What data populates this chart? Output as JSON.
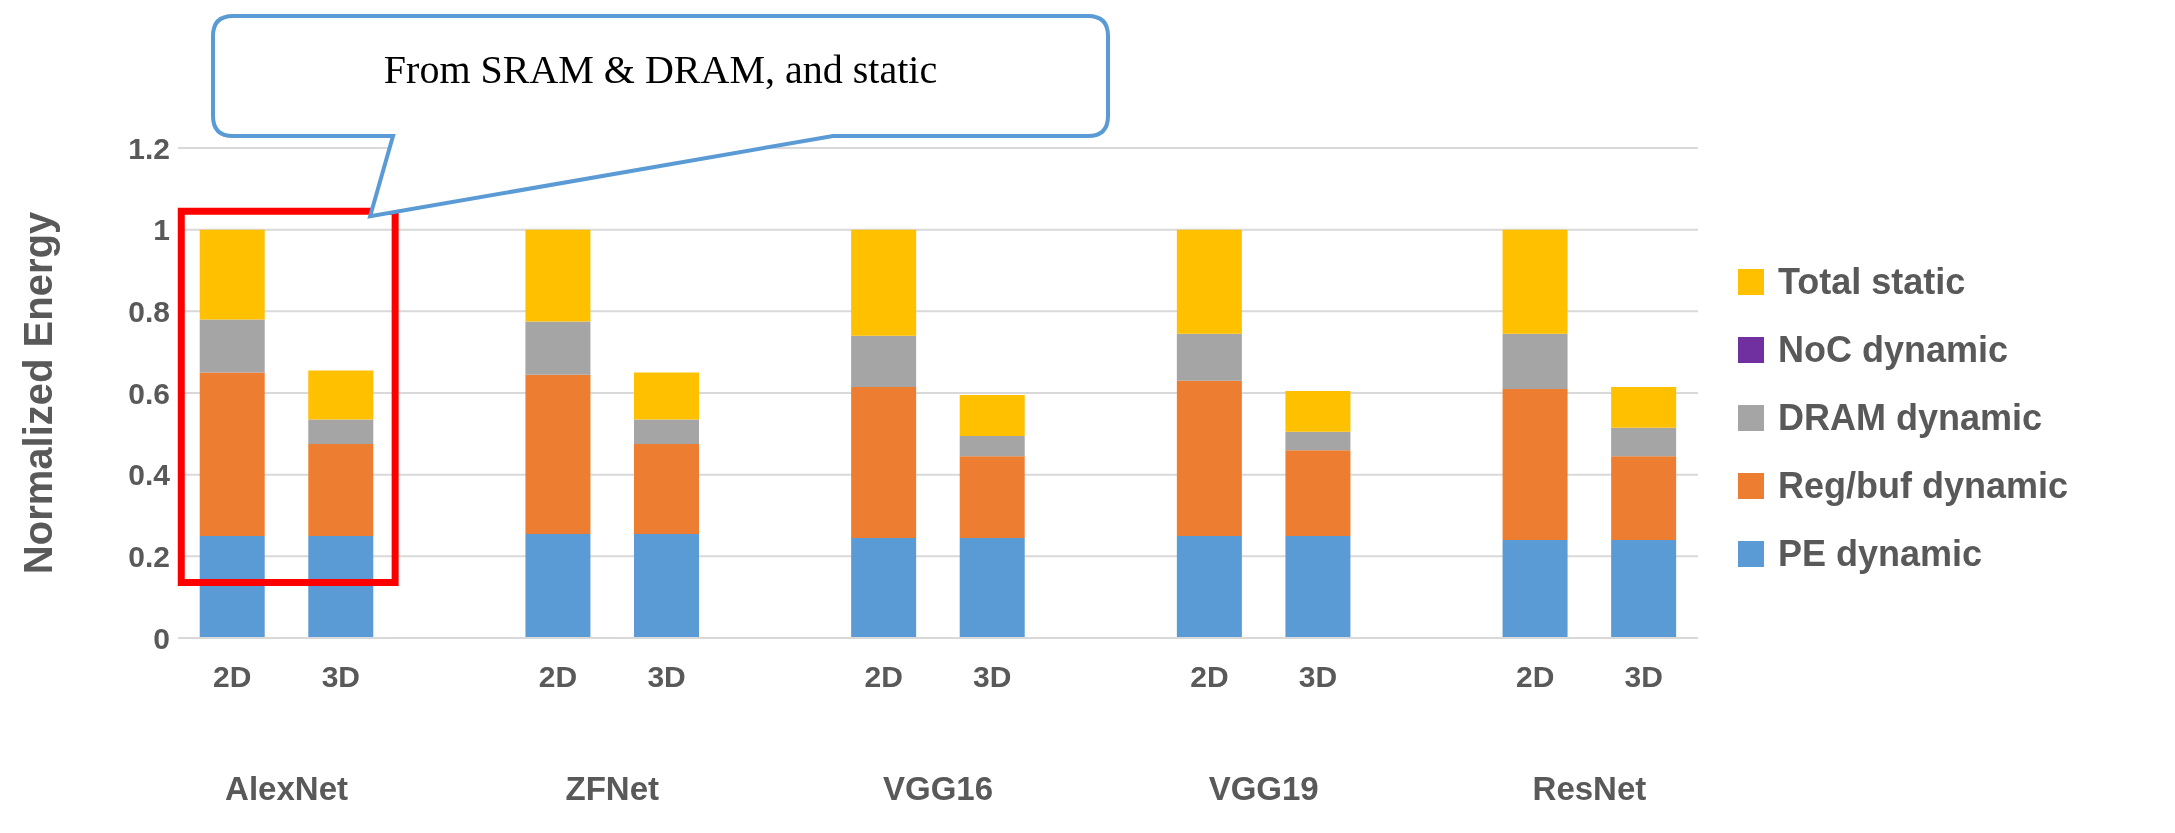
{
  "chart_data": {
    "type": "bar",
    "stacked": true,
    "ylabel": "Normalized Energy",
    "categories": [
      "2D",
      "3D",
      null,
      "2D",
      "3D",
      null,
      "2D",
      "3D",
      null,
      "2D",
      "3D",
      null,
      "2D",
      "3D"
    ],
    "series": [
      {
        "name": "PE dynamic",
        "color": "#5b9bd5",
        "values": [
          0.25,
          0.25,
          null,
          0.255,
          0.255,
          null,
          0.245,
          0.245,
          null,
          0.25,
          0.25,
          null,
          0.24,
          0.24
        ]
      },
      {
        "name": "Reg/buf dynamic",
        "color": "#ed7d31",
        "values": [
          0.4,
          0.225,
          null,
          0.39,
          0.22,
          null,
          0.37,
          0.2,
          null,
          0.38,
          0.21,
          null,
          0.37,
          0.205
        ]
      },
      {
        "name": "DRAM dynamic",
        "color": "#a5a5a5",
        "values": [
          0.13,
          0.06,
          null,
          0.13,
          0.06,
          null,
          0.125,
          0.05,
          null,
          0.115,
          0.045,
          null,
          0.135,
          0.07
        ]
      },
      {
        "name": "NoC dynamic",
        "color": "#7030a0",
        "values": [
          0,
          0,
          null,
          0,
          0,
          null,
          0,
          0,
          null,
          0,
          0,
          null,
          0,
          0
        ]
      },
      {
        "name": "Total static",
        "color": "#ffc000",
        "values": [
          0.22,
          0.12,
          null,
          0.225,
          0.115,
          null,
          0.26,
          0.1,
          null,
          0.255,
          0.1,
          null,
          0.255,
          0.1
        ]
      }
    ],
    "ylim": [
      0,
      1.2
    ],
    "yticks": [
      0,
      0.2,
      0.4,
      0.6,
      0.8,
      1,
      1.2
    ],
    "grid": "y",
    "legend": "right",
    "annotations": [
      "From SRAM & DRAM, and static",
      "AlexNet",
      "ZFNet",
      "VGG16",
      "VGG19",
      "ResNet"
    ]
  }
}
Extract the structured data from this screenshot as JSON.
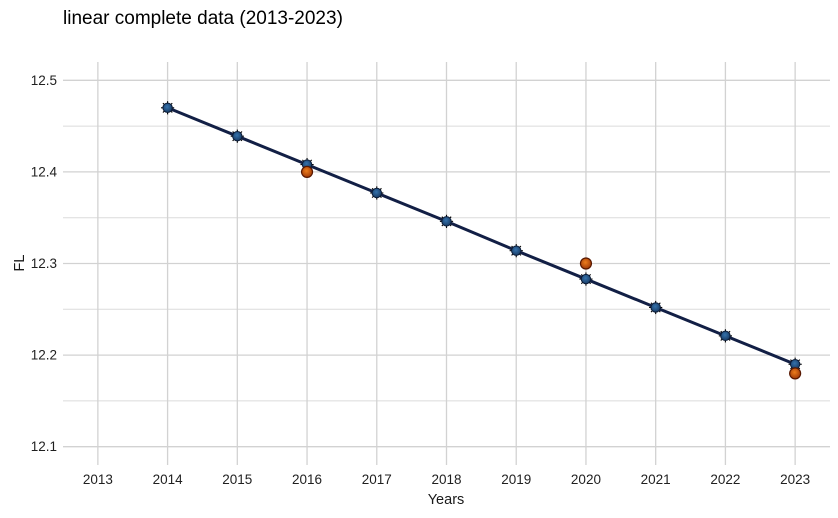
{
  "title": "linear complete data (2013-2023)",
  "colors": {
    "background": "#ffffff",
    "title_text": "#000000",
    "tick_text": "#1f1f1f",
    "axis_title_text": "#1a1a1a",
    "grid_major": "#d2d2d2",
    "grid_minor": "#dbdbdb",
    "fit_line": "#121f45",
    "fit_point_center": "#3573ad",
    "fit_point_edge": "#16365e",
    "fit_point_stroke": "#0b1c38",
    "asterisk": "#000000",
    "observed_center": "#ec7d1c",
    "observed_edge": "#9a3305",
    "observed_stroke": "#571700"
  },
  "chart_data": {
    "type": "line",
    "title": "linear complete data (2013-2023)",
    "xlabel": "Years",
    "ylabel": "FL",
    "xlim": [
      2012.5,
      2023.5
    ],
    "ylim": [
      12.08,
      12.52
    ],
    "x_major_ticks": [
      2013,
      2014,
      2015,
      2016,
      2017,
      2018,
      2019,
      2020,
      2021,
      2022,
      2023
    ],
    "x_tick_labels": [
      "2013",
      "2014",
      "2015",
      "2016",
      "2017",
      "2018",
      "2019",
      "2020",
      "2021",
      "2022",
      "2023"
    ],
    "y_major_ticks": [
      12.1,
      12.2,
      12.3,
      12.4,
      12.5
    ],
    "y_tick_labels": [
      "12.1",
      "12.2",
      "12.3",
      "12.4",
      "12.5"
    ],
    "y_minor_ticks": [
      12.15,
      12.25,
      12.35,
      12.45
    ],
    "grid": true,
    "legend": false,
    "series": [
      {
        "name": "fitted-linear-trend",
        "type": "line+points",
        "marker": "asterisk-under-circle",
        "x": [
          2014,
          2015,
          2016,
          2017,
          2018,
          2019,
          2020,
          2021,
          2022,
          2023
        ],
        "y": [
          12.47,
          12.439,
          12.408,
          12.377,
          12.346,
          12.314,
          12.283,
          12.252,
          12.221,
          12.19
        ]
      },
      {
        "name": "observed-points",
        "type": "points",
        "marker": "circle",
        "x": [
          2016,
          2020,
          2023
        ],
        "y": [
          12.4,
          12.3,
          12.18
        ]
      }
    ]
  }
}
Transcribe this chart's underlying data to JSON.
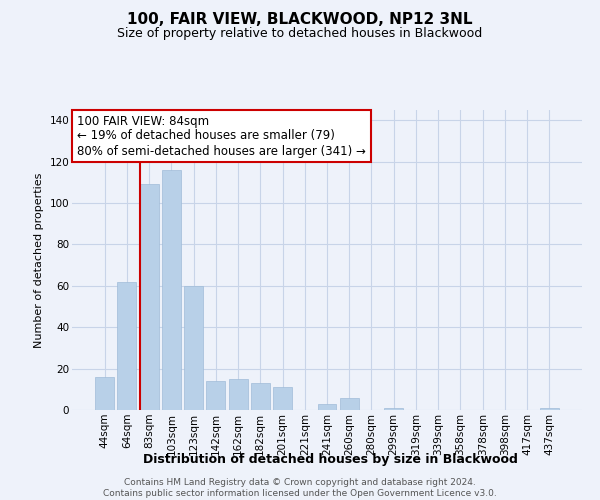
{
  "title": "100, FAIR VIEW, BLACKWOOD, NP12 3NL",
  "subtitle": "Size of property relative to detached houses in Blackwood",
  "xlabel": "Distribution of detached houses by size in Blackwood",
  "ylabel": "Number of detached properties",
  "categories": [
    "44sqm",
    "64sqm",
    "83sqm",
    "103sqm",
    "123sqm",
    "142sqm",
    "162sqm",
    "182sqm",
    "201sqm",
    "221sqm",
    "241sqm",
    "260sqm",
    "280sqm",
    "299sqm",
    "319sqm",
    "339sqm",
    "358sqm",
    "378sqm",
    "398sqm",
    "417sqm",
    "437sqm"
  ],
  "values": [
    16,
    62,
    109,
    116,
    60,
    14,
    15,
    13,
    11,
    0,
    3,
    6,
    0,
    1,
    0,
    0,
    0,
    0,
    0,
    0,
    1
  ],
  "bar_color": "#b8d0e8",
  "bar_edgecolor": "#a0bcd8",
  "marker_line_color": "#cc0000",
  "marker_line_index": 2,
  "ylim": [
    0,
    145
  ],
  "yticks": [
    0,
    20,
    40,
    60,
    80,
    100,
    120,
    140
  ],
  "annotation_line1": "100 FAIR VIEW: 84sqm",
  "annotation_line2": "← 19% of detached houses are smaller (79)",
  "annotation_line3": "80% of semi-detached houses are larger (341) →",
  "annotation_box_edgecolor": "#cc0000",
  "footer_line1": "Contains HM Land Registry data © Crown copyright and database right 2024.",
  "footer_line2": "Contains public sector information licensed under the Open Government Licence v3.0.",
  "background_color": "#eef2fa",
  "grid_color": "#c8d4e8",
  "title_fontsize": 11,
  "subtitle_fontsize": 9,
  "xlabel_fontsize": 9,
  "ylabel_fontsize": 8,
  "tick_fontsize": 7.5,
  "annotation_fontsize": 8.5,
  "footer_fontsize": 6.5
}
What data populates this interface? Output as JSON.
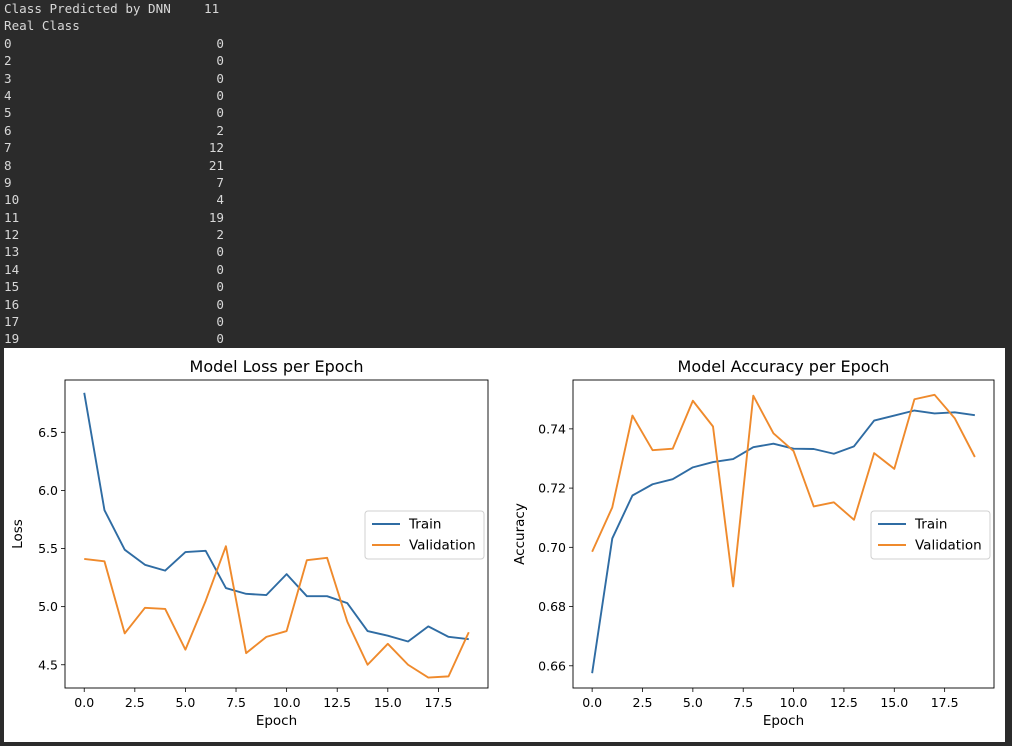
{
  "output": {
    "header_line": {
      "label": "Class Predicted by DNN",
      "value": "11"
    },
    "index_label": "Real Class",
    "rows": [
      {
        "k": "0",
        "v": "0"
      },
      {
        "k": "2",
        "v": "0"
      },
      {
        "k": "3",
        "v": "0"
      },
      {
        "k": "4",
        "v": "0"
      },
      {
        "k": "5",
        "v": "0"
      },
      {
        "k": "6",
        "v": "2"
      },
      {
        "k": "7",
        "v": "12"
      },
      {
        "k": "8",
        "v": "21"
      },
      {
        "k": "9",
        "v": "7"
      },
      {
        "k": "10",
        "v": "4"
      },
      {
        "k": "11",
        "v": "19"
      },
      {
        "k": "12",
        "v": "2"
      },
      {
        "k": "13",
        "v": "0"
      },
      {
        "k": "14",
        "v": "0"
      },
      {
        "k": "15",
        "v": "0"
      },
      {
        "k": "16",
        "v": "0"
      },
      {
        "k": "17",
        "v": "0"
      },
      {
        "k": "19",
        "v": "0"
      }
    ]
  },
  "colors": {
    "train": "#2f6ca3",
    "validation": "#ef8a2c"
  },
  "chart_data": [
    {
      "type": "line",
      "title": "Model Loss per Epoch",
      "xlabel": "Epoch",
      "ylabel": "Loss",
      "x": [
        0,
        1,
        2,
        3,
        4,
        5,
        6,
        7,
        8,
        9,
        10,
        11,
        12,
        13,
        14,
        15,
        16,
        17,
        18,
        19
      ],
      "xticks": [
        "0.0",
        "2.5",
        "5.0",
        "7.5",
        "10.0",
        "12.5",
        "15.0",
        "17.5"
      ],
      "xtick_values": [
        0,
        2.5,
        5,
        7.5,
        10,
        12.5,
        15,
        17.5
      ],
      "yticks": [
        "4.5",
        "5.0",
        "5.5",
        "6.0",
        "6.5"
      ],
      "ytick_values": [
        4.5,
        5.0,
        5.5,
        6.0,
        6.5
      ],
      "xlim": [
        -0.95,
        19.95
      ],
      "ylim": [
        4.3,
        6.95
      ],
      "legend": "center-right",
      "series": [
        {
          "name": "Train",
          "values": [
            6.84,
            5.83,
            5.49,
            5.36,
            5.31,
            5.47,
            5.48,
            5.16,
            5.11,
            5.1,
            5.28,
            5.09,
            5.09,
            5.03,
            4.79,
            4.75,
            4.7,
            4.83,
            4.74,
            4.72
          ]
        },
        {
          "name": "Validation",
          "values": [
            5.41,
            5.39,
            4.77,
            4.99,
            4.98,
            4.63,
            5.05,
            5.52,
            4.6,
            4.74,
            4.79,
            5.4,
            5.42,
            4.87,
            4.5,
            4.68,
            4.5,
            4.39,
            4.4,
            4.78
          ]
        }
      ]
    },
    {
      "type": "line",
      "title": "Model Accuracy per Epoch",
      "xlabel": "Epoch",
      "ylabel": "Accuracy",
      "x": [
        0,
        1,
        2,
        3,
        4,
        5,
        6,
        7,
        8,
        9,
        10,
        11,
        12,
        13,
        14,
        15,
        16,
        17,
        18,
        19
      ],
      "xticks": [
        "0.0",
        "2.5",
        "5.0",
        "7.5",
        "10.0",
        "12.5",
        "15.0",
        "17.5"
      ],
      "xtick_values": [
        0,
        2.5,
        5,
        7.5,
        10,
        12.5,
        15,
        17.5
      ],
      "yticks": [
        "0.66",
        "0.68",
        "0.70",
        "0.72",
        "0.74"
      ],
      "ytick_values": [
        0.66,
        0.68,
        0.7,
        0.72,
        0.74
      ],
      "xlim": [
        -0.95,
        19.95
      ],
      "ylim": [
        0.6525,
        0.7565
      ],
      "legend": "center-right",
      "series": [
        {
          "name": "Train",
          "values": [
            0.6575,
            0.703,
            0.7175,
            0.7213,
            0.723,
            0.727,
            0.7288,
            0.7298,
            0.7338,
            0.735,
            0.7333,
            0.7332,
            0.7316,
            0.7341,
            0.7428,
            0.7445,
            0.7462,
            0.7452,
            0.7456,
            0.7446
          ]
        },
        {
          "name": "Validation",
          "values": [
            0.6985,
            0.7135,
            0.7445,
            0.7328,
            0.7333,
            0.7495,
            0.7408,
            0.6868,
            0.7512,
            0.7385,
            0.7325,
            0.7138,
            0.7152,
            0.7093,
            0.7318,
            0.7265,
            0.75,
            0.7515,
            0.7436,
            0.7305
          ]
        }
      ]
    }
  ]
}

++++++++++++++++++++

(Given exercise):
Count all lines of the data that include "JSON". The answer is the number alone.

(Correct result):
4